- **REQUEST A**:
Answer these questions about the passage on memorizing scriptures:
(i) What number does the passage give to memorizing scriptures?
(ii) What food does the writer say they now talk about?
(iii) How old does the writer say they are?
- **REQUEST B**:
Reproduce word for word the part of the records that opens with their first line and closes with the line containing "question-option[interactable]: D. Amy".

- **DOCUMENT TEXT**:
===============

3. Memorizing scriptures.
It's a super good thing to do. It really really is.
I didn't ever think I'd be this person: someone who talks about Greek yogurt and the joys of memorizing scripture. But here I am. I'm 41, and I don't recognize myself when I look at myself through my daughter's eyes. To her, I'm an adult who should have it all together. To me, I'm this person still trying to figure it all out, even though I thought I would be perfect by now, if I ever even considered that one day I would actually be 41. I'm sure I assumed that surely I would be perpetually youthful. Alas, I am not. But since transformation is apparently not only possible, but inevitable, I might as well choose the end of my transformation. Lately I've been thinking the end Kerri will be dull, fat, and provincial, based on my ridiculous habits. I think, however, I will choose to be lively, active, compassioonate, involved and interested. I think I would like to transform into an older woman with those traits. I just don't think I can handle my hair graying, my waist thickening any more than it already has, or more wrinkles taking over. Oh well...better to transform gracefully than to fight it tooth and nail and nip and tuck.

===============

Recorded data:
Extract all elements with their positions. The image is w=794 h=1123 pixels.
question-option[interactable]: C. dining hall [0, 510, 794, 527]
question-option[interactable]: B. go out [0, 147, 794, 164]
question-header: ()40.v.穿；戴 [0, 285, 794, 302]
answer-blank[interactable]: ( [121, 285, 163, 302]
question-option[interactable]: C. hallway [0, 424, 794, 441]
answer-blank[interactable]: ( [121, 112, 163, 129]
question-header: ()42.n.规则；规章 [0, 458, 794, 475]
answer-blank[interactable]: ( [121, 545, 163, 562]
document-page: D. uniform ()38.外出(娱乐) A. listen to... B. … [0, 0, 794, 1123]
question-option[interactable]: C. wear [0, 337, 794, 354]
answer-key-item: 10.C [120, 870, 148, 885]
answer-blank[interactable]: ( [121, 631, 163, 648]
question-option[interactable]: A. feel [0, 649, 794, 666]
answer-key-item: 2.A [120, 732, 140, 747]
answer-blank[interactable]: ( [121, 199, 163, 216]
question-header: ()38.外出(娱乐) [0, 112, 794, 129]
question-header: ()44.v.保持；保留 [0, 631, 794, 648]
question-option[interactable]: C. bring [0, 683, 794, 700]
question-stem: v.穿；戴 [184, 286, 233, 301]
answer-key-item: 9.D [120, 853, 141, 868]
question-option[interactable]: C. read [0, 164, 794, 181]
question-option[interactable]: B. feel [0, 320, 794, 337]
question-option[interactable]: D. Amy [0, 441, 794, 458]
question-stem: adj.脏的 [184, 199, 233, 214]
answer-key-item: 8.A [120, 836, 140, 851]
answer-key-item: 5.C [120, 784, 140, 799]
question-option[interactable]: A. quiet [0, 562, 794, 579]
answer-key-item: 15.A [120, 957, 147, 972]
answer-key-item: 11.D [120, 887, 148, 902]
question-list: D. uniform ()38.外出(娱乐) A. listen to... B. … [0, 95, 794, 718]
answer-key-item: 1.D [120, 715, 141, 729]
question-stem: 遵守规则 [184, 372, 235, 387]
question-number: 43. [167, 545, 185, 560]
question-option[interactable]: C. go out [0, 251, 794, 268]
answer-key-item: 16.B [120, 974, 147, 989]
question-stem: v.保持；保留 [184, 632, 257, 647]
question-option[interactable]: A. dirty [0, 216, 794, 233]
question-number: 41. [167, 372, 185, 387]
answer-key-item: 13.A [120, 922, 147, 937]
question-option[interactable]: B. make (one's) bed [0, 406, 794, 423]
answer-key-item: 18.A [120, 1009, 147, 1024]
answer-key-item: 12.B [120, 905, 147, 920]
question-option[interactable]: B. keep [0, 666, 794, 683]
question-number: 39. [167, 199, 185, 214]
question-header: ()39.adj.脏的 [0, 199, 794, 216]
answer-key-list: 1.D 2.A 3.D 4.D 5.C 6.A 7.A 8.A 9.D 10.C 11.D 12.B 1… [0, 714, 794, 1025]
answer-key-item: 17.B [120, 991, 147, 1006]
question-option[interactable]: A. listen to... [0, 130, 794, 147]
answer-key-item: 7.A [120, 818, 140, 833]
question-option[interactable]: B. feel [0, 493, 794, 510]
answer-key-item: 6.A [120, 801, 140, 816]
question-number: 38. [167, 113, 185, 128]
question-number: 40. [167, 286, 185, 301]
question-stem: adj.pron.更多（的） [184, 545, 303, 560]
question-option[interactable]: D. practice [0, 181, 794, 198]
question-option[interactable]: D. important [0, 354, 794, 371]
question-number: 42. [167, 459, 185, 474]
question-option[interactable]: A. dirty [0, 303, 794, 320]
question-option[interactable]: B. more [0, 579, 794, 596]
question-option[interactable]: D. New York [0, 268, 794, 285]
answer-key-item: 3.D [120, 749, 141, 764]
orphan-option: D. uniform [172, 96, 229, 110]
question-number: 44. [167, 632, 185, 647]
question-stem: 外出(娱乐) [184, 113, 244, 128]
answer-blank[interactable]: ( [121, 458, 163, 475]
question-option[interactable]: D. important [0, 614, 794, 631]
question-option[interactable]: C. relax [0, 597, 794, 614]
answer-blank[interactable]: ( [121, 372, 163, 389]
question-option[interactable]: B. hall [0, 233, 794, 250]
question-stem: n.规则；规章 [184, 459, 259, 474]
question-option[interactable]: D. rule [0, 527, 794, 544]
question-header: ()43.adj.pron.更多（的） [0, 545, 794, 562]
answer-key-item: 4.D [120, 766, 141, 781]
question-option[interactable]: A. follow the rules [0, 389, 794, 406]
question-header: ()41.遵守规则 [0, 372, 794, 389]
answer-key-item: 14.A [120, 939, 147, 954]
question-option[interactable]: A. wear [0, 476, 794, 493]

===============

- **WRITTEN REPLY A**:
(i) 3
(ii) Greek yogurt
(iii) 41

- **WRITTEN REPLY B**:
Extract all elements with their positions. The image is w=794 h=1123 pixels.
question-option[interactable]: C. dining hall [0, 510, 794, 527]
question-option[interactable]: B. go out [0, 147, 794, 164]
question-header: ()40.v.穿；戴 [0, 285, 794, 302]
answer-blank[interactable]: ( [121, 285, 163, 302]
question-option[interactable]: C. hallway [0, 424, 794, 441]
answer-blank[interactable]: ( [121, 112, 163, 129]
question-header: ()42.n.规则；规章 [0, 458, 794, 475]
answer-blank[interactable]: ( [121, 545, 163, 562]
document-page: D. uniform ()38.外出(娱乐) A. listen to... B. … [0, 0, 794, 1123]
question-option[interactable]: C. wear [0, 337, 794, 354]
answer-key-item: 10.C [120, 870, 148, 885]
answer-blank[interactable]: ( [121, 631, 163, 648]
question-option[interactable]: A. feel [0, 649, 794, 666]
answer-key-item: 2.A [120, 732, 140, 747]
answer-blank[interactable]: ( [121, 199, 163, 216]
question-header: ()38.外出(娱乐) [0, 112, 794, 129]
question-header: ()44.v.保持；保留 [0, 631, 794, 648]
question-option[interactable]: C. bring [0, 683, 794, 700]
question-stem: v.穿；戴 [184, 286, 233, 301]
answer-key-item: 9.D [120, 853, 141, 868]
question-option[interactable]: C. read [0, 164, 794, 181]
question-option[interactable]: B. feel [0, 320, 794, 337]
question-option[interactable]: D. Amy [0, 441, 794, 458]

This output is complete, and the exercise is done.